_Instructions for the task_.
Skip the pictures and quote all of the lines exactly.
* START Data to use *
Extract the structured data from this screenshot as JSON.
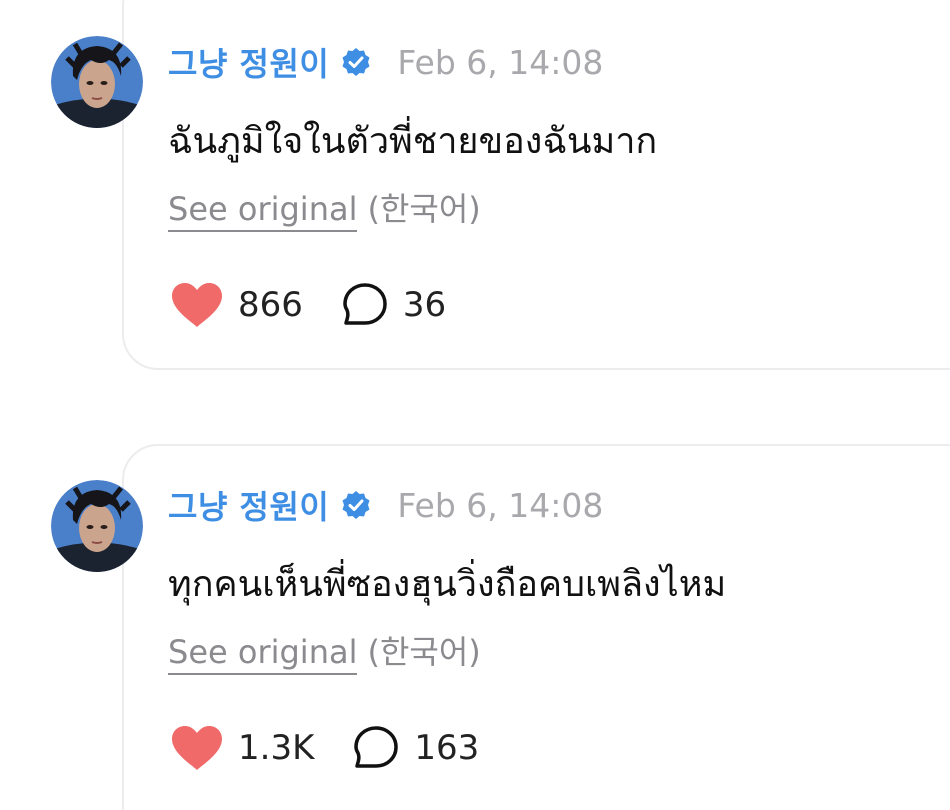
{
  "colors": {
    "username": "#3e8ee4",
    "verified_badge": "#3e8ee4",
    "timestamp": "#a9a9ad",
    "heart": "#f06a6a",
    "card_border": "#ececee"
  },
  "comments": [
    {
      "author": "그냥 정원이",
      "verified_icon": "verified-badge-icon",
      "timestamp": "Feb 6, 14:08",
      "text": "ฉันภูมิใจในตัวพี่ชายของฉันมาก",
      "see_original": "See original",
      "original_language": "(한국어)",
      "likes": "866",
      "replies": "36"
    },
    {
      "author": "그냥 정원이",
      "verified_icon": "verified-badge-icon",
      "timestamp": "Feb 6, 14:08",
      "text": "ทุกคนเห็นพี่ซองฮุนวิ่งถือคบเพลิงไหม",
      "see_original": "See original",
      "original_language": "(한국어)",
      "likes": "1.3K",
      "replies": "163"
    }
  ]
}
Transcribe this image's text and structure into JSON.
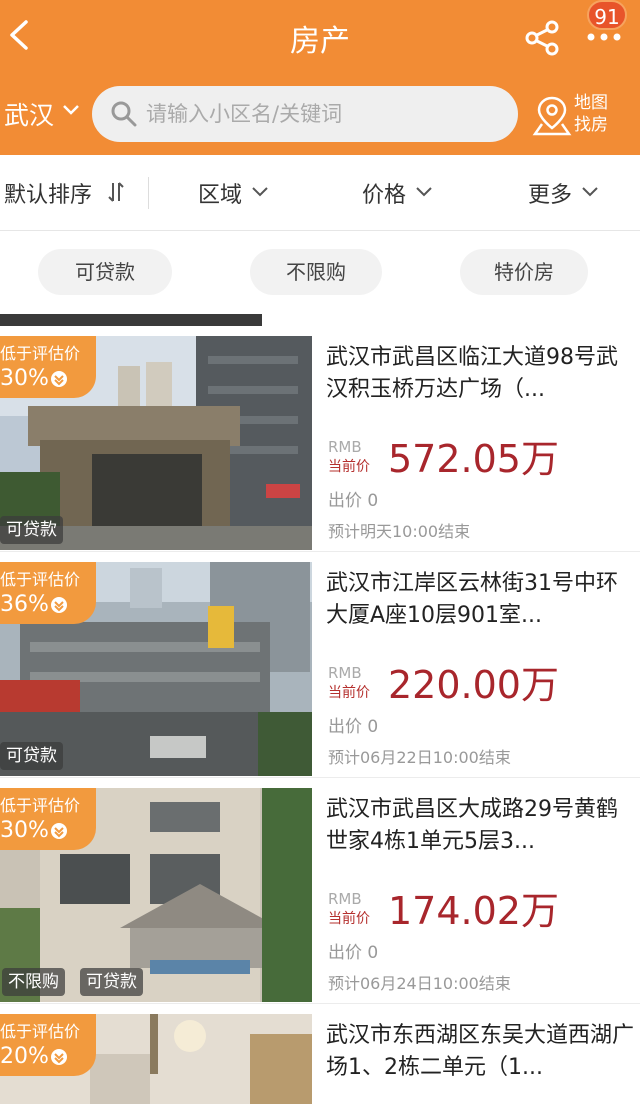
{
  "header": {
    "title": "房产",
    "notification_count": "91",
    "city": "武汉",
    "search_placeholder": "请输入小区名/关键词",
    "map_label_line1": "地图",
    "map_label_line2": "找房"
  },
  "filters": {
    "sort": "默认排序",
    "area": "区域",
    "price": "价格",
    "more": "更多"
  },
  "chips": [
    "可贷款",
    "不限购",
    "特价房"
  ],
  "colors": {
    "brand": "#f28c35",
    "price": "#a8262c",
    "tag": "#f29a3e"
  },
  "listings": [
    {
      "discount_label": "低于评估价",
      "discount_value": "30%",
      "badges": [
        "可贷款"
      ],
      "address": "武汉市武昌区临江大道98号武汉积玉桥万达广场（...",
      "rmb": "RMB",
      "current_price_label": "当前价",
      "price": "572.05万",
      "bids": "出价 0",
      "end_time": "预计明天10:00结束"
    },
    {
      "discount_label": "低于评估价",
      "discount_value": "36%",
      "badges": [
        "可贷款"
      ],
      "address": "武汉市江岸区云林街31号中环大厦A座10层901室...",
      "rmb": "RMB",
      "current_price_label": "当前价",
      "price": "220.00万",
      "bids": "出价 0",
      "end_time": "预计06月22日10:00结束"
    },
    {
      "discount_label": "低于评估价",
      "discount_value": "30%",
      "badges": [
        "不限购",
        "可贷款"
      ],
      "address": "武汉市武昌区大成路29号黄鹤世家4栋1单元5层3...",
      "rmb": "RMB",
      "current_price_label": "当前价",
      "price": "174.02万",
      "bids": "出价 0",
      "end_time": "预计06月24日10:00结束"
    },
    {
      "discount_label": "低于评估价",
      "discount_value": "20%",
      "badges": [],
      "address": "武汉市东西湖区东吴大道西湖广场1、2栋二单元（1...",
      "rmb": "",
      "current_price_label": "",
      "price": "",
      "bids": "",
      "end_time": ""
    }
  ]
}
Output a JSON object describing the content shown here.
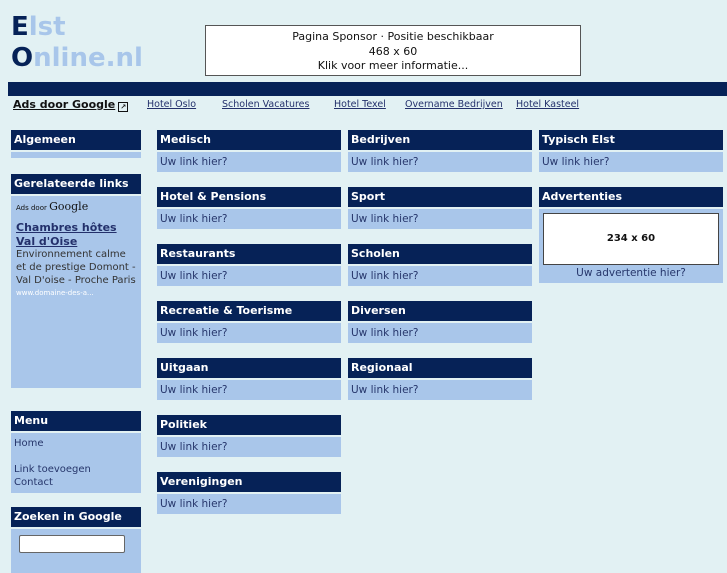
{
  "logo": {
    "line1_cap": "E",
    "line1_rest": "lst",
    "line2_cap": "O",
    "line2_rest": "nline.nl"
  },
  "sponsor": {
    "line1": "Pagina Sponsor · Positie beschikbaar",
    "line2": "468 x 60",
    "line3": "Klik voor meer informatie..."
  },
  "adlinks": {
    "google_label": "Ads door Google",
    "links": [
      "Hotel Oslo",
      "Scholen Vacatures",
      "Hotel Texel",
      "Overname Bedrijven",
      "Hotel Kasteel"
    ]
  },
  "left": {
    "algemeen": {
      "title": "Algemeen"
    },
    "related": {
      "title": "Gerelateerde links",
      "adsby": "Ads door",
      "google": "Google",
      "ad_title": "Chambres hôtes Val d'Oise",
      "ad_desc": "Environnement calme et de prestige Domont - Val D'oise - Proche Paris",
      "ad_url": "www.domaine-des-a..."
    },
    "menu": {
      "title": "Menu",
      "items": [
        "Home",
        "",
        "Link toevoegen",
        "Contact"
      ]
    },
    "search": {
      "title": "Zoeken in Google",
      "value": ""
    }
  },
  "categories": {
    "col1": [
      {
        "title": "Medisch",
        "link": "Uw link hier?"
      },
      {
        "title": "Hotel & Pensions",
        "link": "Uw link hier?"
      },
      {
        "title": "Restaurants",
        "link": "Uw link hier?"
      },
      {
        "title": "Recreatie & Toerisme",
        "link": "Uw link hier?"
      },
      {
        "title": "Uitgaan",
        "link": "Uw link hier?"
      },
      {
        "title": "Politiek",
        "link": "Uw link hier?"
      },
      {
        "title": "Verenigingen",
        "link": "Uw link hier?"
      }
    ],
    "col2": [
      {
        "title": "Bedrijven",
        "link": "Uw link hier?"
      },
      {
        "title": "Sport",
        "link": "Uw link hier?"
      },
      {
        "title": "Scholen",
        "link": "Uw link hier?"
      },
      {
        "title": "Diversen",
        "link": "Uw link hier?"
      },
      {
        "title": "Regionaal",
        "link": "Uw link hier?"
      }
    ],
    "col3": [
      {
        "title": "Typisch Elst",
        "link": "Uw link hier?"
      }
    ]
  },
  "advertenties": {
    "title": "Advertenties",
    "banner": "234 x 60",
    "caption": "Uw advertentie hier?"
  }
}
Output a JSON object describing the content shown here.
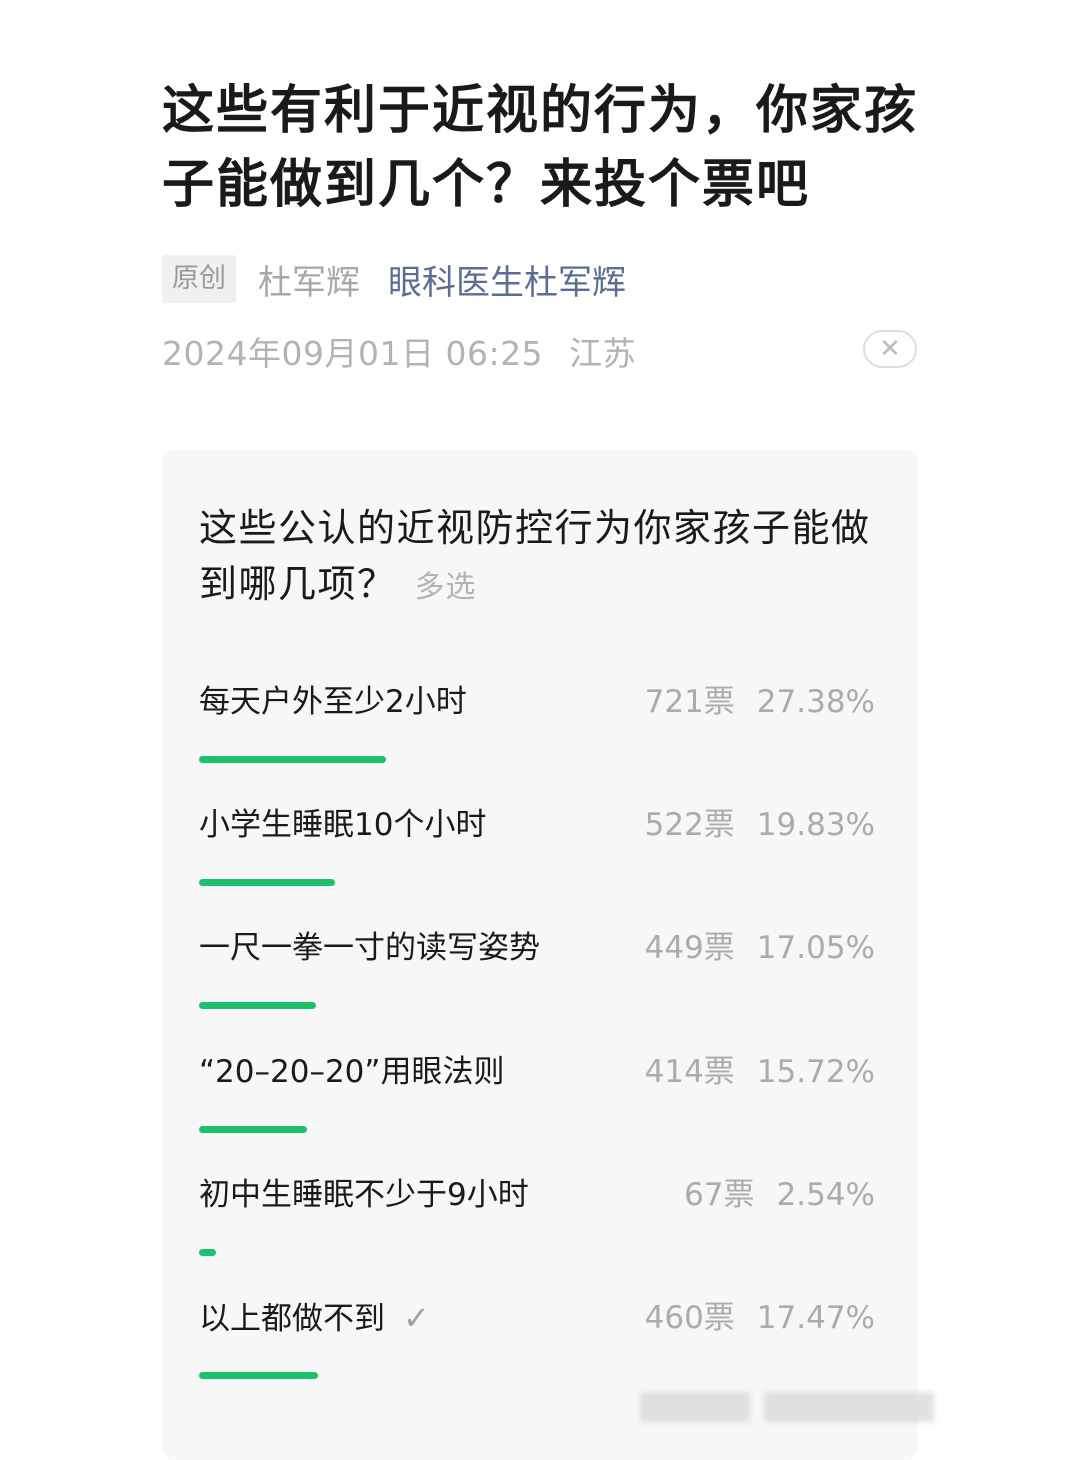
{
  "article": {
    "title": "这些有利于近视的行为，你家孩子能做到几个？来投个票吧",
    "original_badge": "原创",
    "author": "杜军辉",
    "account": "眼科医生杜军辉",
    "datetime": "2024年09月01日 06:25",
    "location": "江苏",
    "close_icon": "close-icon"
  },
  "vote": {
    "question": "这些公认的近视防控行为你家孩子能做到哪几项？",
    "type_tag": "多选",
    "options": [
      {
        "label": "每天户外至少2小时",
        "votes": "721票",
        "percent": "27.38%",
        "fraction": 0.2738
      },
      {
        "label": "小学生睡眠10个小时",
        "votes": "522票",
        "percent": "19.83%",
        "fraction": 0.1983
      },
      {
        "label": "一尺一拳一寸的读写姿势",
        "votes": "449票",
        "percent": "17.05%",
        "fraction": 0.1705
      },
      {
        "label": "“20–20–20”用眼法则",
        "votes": "414票",
        "percent": "15.72%",
        "fraction": 0.1572
      },
      {
        "label": "初中生睡眠不少于9小时",
        "votes": "67票",
        "percent": "2.54%",
        "fraction": 0.0254
      },
      {
        "label": "以上都做不到",
        "votes": "460票",
        "percent": "17.47%",
        "fraction": 0.1747,
        "checked": true
      }
    ],
    "bar_color": "#1ec16b"
  }
}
* END Data to use *
_Solution to this problem_.
Extract the structured data from this screenshot as JSON.
{
  "colors": {
    "username": "#3e8ee4",
    "verified_badge": "#3e8ee4",
    "timestamp": "#a9a9ad",
    "heart": "#f06a6a",
    "card_border": "#ececee"
  },
  "comments": [
    {
      "author": "그냥 정원이",
      "verified_icon": "verified-badge-icon",
      "timestamp": "Feb 6, 14:08",
      "text": "ฉันภูมิใจในตัวพี่ชายของฉันมาก",
      "see_original": "See original",
      "original_language": "(한국어)",
      "likes": "866",
      "replies": "36"
    },
    {
      "author": "그냥 정원이",
      "verified_icon": "verified-badge-icon",
      "timestamp": "Feb 6, 14:08",
      "text": "ทุกคนเห็นพี่ซองฮุนวิ่งถือคบเพลิงไหม",
      "see_original": "See original",
      "original_language": "(한국어)",
      "likes": "1.3K",
      "replies": "163"
    }
  ]
}
Transcribe this image's text and structure into JSON.
{
  "header": {
    "title": "房产",
    "notification_count": "91",
    "city": "武汉",
    "search_placeholder": "请输入小区名/关键词",
    "map_label_line1": "地图",
    "map_label_line2": "找房"
  },
  "filters": {
    "sort": "默认排序",
    "area": "区域",
    "price": "价格",
    "more": "更多"
  },
  "chips": [
    "可贷款",
    "不限购",
    "特价房"
  ],
  "colors": {
    "brand": "#f28c35",
    "price": "#a8262c",
    "tag": "#f29a3e"
  },
  "listings": [
    {
      "discount_label": "低于评估价",
      "discount_value": "30%",
      "badges": [
        "可贷款"
      ],
      "address": "武汉市武昌区临江大道98号武汉积玉桥万达广场（...",
      "rmb": "RMB",
      "current_price_label": "当前价",
      "price": "572.05万",
      "bids": "出价 0",
      "end_time": "预计明天10:00结束"
    },
    {
      "discount_label": "低于评估价",
      "discount_value": "36%",
      "badges": [
        "可贷款"
      ],
      "address": "武汉市江岸区云林街31号中环大厦A座10层901室...",
      "rmb": "RMB",
      "current_price_label": "当前价",
      "price": "220.00万",
      "bids": "出价 0",
      "end_time": "预计06月22日10:00结束"
    },
    {
      "discount_label": "低于评估价",
      "discount_value": "30%",
      "badges": [
        "不限购",
        "可贷款"
      ],
      "address": "武汉市武昌区大成路29号黄鹤世家4栋1单元5层3...",
      "rmb": "RMB",
      "current_price_label": "当前价",
      "price": "174.02万",
      "bids": "出价 0",
      "end_time": "预计06月24日10:00结束"
    },
    {
      "discount_label": "低于评估价",
      "discount_value": "20%",
      "badges": [],
      "address": "武汉市东西湖区东吴大道西湖广场1、2栋二单元（1...",
      "rmb": "",
      "current_price_label": "",
      "price": "",
      "bids": "",
      "end_time": ""
    }
  ]
}
Output a JSON object describing the content shown here.
{
  "logo": {
    "line1_cap": "E",
    "line1_rest": "lst",
    "line2_cap": "O",
    "line2_rest": "nline.nl"
  },
  "sponsor": {
    "line1": "Pagina Sponsor · Positie beschikbaar",
    "line2": "468 x 60",
    "line3": "Klik voor meer informatie..."
  },
  "adlinks": {
    "google_label": "Ads door Google",
    "links": [
      "Hotel Oslo",
      "Scholen Vacatures",
      "Hotel Texel",
      "Overname Bedrijven",
      "Hotel Kasteel"
    ]
  },
  "left": {
    "algemeen": {
      "title": "Algemeen"
    },
    "related": {
      "title": "Gerelateerde links",
      "adsby": "Ads door",
      "google": "Google",
      "ad_title": "Chambres hôtes Val d'Oise",
      "ad_desc": "Environnement calme et de prestige Domont - Val D'oise - Proche Paris",
      "ad_url": "www.domaine-des-a..."
    },
    "menu": {
      "title": "Menu",
      "items": [
        "Home",
        "",
        "Link toevoegen",
        "Contact"
      ]
    },
    "search": {
      "title": "Zoeken in Google",
      "value": ""
    }
  },
  "categories": {
    "col1": [
      {
        "title": "Medisch",
        "link": "Uw link hier?"
      },
      {
        "title": "Hotel & Pensions",
        "link": "Uw link hier?"
      },
      {
        "title": "Restaurants",
        "link": "Uw link hier?"
      },
      {
        "title": "Recreatie & Toerisme",
        "link": "Uw link hier?"
      },
      {
        "title": "Uitgaan",
        "link": "Uw link hier?"
      },
      {
        "title": "Politiek",
        "link": "Uw link hier?"
      },
      {
        "title": "Verenigingen",
        "link": "Uw link hier?"
      }
    ],
    "col2": [
      {
        "title": "Bedrijven",
        "link": "Uw link hier?"
      },
      {
        "title": "Sport",
        "link": "Uw link hier?"
      },
      {
        "title": "Scholen",
        "link": "Uw link hier?"
      },
      {
        "title": "Diversen",
        "link": "Uw link hier?"
      },
      {
        "title": "Regionaal",
        "link": "Uw link hier?"
      }
    ],
    "col3": [
      {
        "title": "Typisch Elst",
        "link": "Uw link hier?"
      }
    ]
  },
  "advertenties": {
    "title": "Advertenties",
    "banner": "234 x 60",
    "caption": "Uw advertentie hier?"
  }
}
Output a JSON object describing the content shown here.
{
  "article": {
    "title": "这些有利于近视的行为，你家孩子能做到几个？来投个票吧",
    "original_badge": "原创",
    "author": "杜军辉",
    "account": "眼科医生杜军辉",
    "datetime": "2024年09月01日 06:25",
    "location": "江苏",
    "close_icon": "close-icon"
  },
  "vote": {
    "question": "这些公认的近视防控行为你家孩子能做到哪几项？",
    "type_tag": "多选",
    "options": [
      {
        "label": "每天户外至少2小时",
        "votes": "721票",
        "percent": "27.38%",
        "fraction": 0.2738
      },
      {
        "label": "小学生睡眠10个小时",
        "votes": "522票",
        "percent": "19.83%",
        "fraction": 0.1983
      },
      {
        "label": "一尺一拳一寸的读写姿势",
        "votes": "449票",
        "percent": "17.05%",
        "fraction": 0.1705
      },
      {
        "label": "“20–20–20”用眼法则",
        "votes": "414票",
        "percent": "15.72%",
        "fraction": 0.1572
      },
      {
        "label": "初中生睡眠不少于9小时",
        "votes": "67票",
        "percent": "2.54%",
        "fraction": 0.0254
      },
      {
        "label": "以上都做不到",
        "votes": "460票",
        "percent": "17.47%",
        "fraction": 0.1747,
        "checked": true
      }
    ],
    "bar_color": "#1ec16b"
  }
}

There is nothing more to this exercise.